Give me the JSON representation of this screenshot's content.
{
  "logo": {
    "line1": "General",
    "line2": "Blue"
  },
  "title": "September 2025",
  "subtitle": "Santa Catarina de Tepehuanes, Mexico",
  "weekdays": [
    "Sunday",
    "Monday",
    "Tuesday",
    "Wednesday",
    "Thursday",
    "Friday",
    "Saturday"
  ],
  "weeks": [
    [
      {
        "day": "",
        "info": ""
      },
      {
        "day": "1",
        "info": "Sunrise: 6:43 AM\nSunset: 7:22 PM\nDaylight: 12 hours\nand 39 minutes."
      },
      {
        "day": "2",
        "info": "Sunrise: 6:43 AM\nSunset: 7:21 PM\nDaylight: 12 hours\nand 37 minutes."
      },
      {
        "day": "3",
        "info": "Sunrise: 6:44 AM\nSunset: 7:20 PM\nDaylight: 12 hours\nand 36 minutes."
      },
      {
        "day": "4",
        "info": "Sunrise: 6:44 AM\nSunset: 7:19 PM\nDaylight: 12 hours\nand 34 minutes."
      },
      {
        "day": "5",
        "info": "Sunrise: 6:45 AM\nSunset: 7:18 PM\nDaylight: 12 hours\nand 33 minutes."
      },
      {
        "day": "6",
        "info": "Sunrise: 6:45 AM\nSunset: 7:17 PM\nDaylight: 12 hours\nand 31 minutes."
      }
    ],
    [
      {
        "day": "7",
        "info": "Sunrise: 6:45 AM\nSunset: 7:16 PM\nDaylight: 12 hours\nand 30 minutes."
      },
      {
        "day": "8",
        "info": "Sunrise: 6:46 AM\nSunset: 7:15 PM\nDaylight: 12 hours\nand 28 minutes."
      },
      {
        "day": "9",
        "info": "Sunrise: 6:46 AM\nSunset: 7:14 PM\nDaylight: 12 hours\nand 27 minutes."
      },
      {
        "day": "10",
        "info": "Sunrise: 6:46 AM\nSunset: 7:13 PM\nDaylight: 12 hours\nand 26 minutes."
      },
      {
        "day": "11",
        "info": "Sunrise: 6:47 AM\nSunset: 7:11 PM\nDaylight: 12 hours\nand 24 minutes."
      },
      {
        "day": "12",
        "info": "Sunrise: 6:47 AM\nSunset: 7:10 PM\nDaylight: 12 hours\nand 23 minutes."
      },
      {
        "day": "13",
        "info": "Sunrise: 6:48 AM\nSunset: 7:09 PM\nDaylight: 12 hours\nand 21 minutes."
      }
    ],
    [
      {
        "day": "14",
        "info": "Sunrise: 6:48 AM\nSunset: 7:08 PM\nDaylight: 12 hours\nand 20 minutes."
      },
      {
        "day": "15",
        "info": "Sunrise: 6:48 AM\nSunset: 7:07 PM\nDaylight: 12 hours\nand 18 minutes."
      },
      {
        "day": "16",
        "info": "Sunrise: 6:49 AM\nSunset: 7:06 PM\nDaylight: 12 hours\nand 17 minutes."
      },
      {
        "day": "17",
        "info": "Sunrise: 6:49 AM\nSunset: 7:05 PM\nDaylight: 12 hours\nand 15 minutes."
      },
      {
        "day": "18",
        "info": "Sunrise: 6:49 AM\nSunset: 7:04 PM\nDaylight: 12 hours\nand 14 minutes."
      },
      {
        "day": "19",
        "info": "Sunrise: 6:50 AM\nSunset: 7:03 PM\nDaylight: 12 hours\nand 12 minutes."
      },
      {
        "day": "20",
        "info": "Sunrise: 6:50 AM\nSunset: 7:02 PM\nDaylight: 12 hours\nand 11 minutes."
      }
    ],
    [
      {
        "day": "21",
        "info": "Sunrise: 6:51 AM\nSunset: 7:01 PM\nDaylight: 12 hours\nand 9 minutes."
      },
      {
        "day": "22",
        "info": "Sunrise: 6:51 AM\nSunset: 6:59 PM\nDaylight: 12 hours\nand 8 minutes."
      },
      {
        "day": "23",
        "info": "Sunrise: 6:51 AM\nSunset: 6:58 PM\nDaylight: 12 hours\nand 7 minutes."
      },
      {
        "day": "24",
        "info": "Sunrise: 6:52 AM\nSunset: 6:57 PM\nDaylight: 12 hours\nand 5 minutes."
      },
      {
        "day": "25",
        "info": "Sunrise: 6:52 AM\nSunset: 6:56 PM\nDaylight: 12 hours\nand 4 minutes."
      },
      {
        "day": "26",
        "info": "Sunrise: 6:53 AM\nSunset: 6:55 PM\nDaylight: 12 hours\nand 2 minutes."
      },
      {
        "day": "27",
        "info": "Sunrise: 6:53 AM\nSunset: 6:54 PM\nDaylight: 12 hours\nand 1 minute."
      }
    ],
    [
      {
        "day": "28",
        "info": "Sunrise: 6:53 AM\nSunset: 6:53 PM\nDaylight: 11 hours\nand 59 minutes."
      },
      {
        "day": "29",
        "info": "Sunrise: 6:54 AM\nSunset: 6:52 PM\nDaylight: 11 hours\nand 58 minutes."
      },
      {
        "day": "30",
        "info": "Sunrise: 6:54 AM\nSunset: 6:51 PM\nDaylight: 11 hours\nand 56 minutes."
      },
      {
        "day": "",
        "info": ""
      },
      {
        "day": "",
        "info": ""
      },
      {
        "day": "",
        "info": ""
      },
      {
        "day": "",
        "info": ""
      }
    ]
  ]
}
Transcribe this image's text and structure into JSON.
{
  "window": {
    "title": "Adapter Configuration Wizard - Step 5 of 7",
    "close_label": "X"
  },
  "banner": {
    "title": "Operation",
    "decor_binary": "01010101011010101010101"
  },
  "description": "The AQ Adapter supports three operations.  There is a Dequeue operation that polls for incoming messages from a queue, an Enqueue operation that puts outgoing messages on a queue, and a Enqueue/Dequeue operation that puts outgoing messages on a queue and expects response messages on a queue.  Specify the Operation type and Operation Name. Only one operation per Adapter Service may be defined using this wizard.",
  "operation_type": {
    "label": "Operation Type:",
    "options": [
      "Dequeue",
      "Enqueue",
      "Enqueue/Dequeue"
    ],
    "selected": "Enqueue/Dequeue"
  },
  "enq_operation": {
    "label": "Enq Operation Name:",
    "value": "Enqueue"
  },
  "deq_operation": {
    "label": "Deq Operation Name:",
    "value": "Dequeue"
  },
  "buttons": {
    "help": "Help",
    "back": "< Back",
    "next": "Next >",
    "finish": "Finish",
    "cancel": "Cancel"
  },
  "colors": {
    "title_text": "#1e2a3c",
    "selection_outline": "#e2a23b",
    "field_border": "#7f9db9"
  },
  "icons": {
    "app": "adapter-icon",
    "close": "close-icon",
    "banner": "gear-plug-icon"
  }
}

Your task ▸
Copy out every line of the data that includes "this".

Solution to the exercise ▸
Give me the JSON representation of this screenshot's content.
Transcribe this image's text and structure into JSON.
  "description": "The AQ Adapter supports three operations.  There is a Dequeue operation that polls for incoming messages from a queue, an Enqueue operation that puts outgoing messages on a queue, and a Enqueue/Dequeue operation that puts outgoing messages on a queue and expects response messages on a queue.  Specify the Operation type and Operation Name. Only one operation per Adapter Service may be defined using this wizard.",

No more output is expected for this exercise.